* WRITTEN TASK *
Extract the data exactly, missing nothing.

---- EXTRACTED RECORDS

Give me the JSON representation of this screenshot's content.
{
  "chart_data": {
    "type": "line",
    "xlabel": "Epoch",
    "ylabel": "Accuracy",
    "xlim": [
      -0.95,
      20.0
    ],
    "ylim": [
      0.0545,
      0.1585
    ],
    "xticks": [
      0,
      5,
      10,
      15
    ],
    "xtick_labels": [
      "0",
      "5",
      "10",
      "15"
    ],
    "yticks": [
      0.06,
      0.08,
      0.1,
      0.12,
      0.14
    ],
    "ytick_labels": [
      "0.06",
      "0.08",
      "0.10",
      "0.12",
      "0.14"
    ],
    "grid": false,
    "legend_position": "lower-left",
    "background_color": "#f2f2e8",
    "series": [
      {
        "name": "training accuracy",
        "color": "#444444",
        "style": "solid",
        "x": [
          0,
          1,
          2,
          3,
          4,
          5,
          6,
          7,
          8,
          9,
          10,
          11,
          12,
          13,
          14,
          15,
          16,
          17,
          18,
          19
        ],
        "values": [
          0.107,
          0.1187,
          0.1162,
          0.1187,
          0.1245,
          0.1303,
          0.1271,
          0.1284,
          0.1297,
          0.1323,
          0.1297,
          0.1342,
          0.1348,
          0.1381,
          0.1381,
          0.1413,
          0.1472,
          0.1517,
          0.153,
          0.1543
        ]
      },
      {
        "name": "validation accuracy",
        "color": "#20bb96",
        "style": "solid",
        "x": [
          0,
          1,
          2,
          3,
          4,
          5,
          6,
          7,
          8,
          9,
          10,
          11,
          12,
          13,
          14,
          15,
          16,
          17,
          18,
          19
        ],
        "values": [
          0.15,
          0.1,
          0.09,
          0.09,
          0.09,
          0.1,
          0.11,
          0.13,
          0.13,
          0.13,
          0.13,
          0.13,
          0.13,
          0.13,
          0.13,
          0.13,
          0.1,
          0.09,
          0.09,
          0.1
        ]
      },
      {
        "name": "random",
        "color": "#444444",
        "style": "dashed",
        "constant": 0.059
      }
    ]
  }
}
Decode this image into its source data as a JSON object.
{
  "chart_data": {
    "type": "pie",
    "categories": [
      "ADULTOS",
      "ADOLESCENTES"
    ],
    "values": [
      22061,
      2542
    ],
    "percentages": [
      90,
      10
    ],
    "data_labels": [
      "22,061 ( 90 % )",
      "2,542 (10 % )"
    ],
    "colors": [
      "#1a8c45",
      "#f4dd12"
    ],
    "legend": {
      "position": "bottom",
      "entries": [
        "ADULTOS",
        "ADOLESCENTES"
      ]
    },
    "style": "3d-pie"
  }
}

--------

* CORRECT RESULT *
Give me the JSON representation of this screenshot's content.
{
  "chart_data": {
    "type": "line",
    "xlabel": "Epoch",
    "ylabel": "Accuracy",
    "xlim": [
      -0.95,
      20.0
    ],
    "ylim": [
      0.0545,
      0.1585
    ],
    "xticks": [
      0,
      5,
      10,
      15
    ],
    "xtick_labels": [
      "0",
      "5",
      "10",
      "15"
    ],
    "yticks": [
      0.06,
      0.08,
      0.1,
      0.12,
      0.14
    ],
    "ytick_labels": [
      "0.06",
      "0.08",
      "0.10",
      "0.12",
      "0.14"
    ],
    "grid": false,
    "legend_position": "lower-left",
    "background_color": "#f2f2e8",
    "series": [
      {
        "name": "training accuracy",
        "color": "#444444",
        "style": "solid",
        "x": [
          0,
          1,
          2,
          3,
          4,
          5,
          6,
          7,
          8,
          9,
          10,
          11,
          12,
          13,
          14,
          15,
          16,
          17,
          18,
          19
        ],
        "values": [
          0.107,
          0.1187,
          0.1162,
          0.1187,
          0.1245,
          0.1303,
          0.1271,
          0.1284,
          0.1297,
          0.1323,
          0.1297,
          0.1342,
          0.1348,
          0.1381,
          0.1381,
          0.1413,
          0.1472,
          0.1517,
          0.153,
          0.1543
        ]
      },
      {
        "name": "validation accuracy",
        "color": "#20bb96",
        "style": "solid",
        "x": [
          0,
          1,
          2,
          3,
          4,
          5,
          6,
          7,
          8,
          9,
          10,
          11,
          12,
          13,
          14,
          15,
          16,
          17,
          18,
          19
        ],
        "values": [
          0.15,
          0.1,
          0.09,
          0.09,
          0.09,
          0.1,
          0.11,
          0.13,
          0.13,
          0.13,
          0.13,
          0.13,
          0.13,
          0.13,
          0.13,
          0.13,
          0.1,
          0.09,
          0.09,
          0.1
        ]
      },
      {
        "name": "random",
        "color": "#444444",
        "style": "dashed",
        "constant": 0.059
      }
    ]
  }
}
Decode this image into its source data as a JSON object.
{
  "chart_data": {
    "type": "pie",
    "categories": [
      "ADULTOS",
      "ADOLESCENTES"
    ],
    "values": [
      22061,
      2542
    ],
    "percentages": [
      90,
      10
    ],
    "data_labels": [
      "22,061 ( 90 % )",
      "2,542 (10 % )"
    ],
    "colors": [
      "#1a8c45",
      "#f4dd12"
    ],
    "legend": {
      "position": "bottom",
      "entries": [
        "ADULTOS",
        "ADOLESCENTES"
      ]
    },
    "style": "3d-pie"
  }
}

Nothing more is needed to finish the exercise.